Dataset records
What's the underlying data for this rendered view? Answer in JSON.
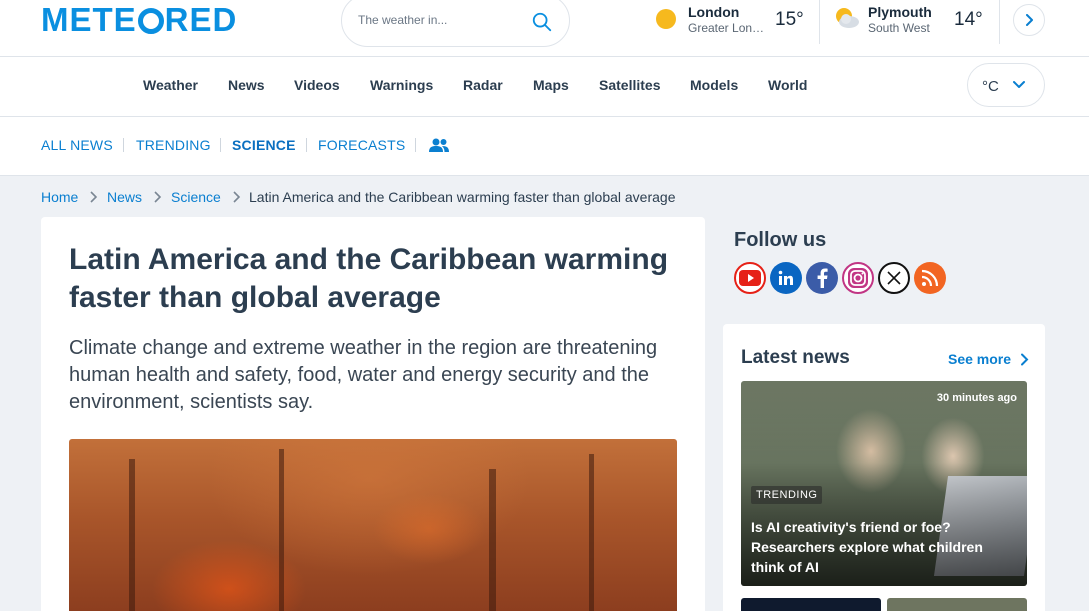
{
  "header": {
    "logo_text_before": "METE",
    "logo_text_after": "RED",
    "search_placeholder": "The weather in...",
    "cities": [
      {
        "name": "London",
        "region": "Greater Lon…",
        "temp": "15°",
        "icon": "sun-icon"
      },
      {
        "name": "Plymouth",
        "region": "South West",
        "temp": "14°",
        "icon": "partly-cloudy-icon"
      }
    ]
  },
  "nav": {
    "items": [
      "Weather",
      "News",
      "Videos",
      "Warnings",
      "Radar",
      "Maps",
      "Satellites",
      "Models",
      "World"
    ],
    "unit": "°C"
  },
  "subnav": {
    "items": [
      "ALL NEWS",
      "TRENDING",
      "SCIENCE",
      "FORECASTS"
    ],
    "active": "SCIENCE"
  },
  "breadcrumb": [
    "Home",
    "News",
    "Science",
    "Latin America and the Caribbean warming faster than global average"
  ],
  "article": {
    "headline": "Latin America and the Caribbean warming faster than global average",
    "lede": "Climate change and extreme weather in the region are threatening human health and safety, food, water and energy security and the environment, scientists say."
  },
  "sidebar": {
    "follow_title": "Follow us",
    "social": [
      {
        "name": "youtube",
        "color": "#e62117"
      },
      {
        "name": "linkedin",
        "color": "#0a66c2"
      },
      {
        "name": "facebook",
        "color": "#1877f2"
      },
      {
        "name": "instagram",
        "color": "#c13584"
      },
      {
        "name": "x",
        "color": "#111111"
      },
      {
        "name": "rss",
        "color": "#f26522"
      }
    ],
    "latest_title": "Latest news",
    "see_more": "See more",
    "card": {
      "time": "30 minutes ago",
      "tag": "TRENDING",
      "title": "Is AI creativity's friend or foe? Researchers explore what children think of AI"
    }
  },
  "colors": {
    "brand": "#0a8fe0",
    "link": "#0a7fd0",
    "text": "#2c3e50",
    "background": "#eef1f5"
  }
}
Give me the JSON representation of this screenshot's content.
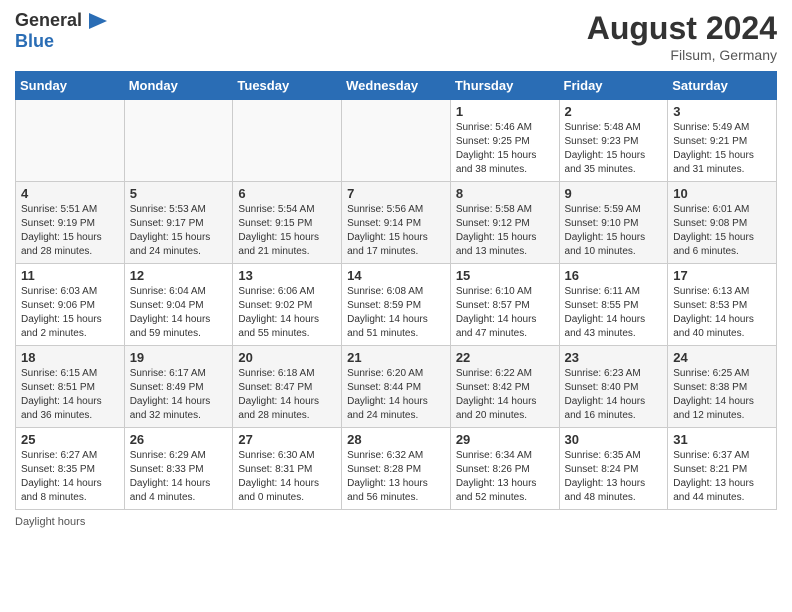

— Goal of the exercise —
Tally the lines of the records holding the word "Latin", then state only the tally.

— Answer to the exercise —
2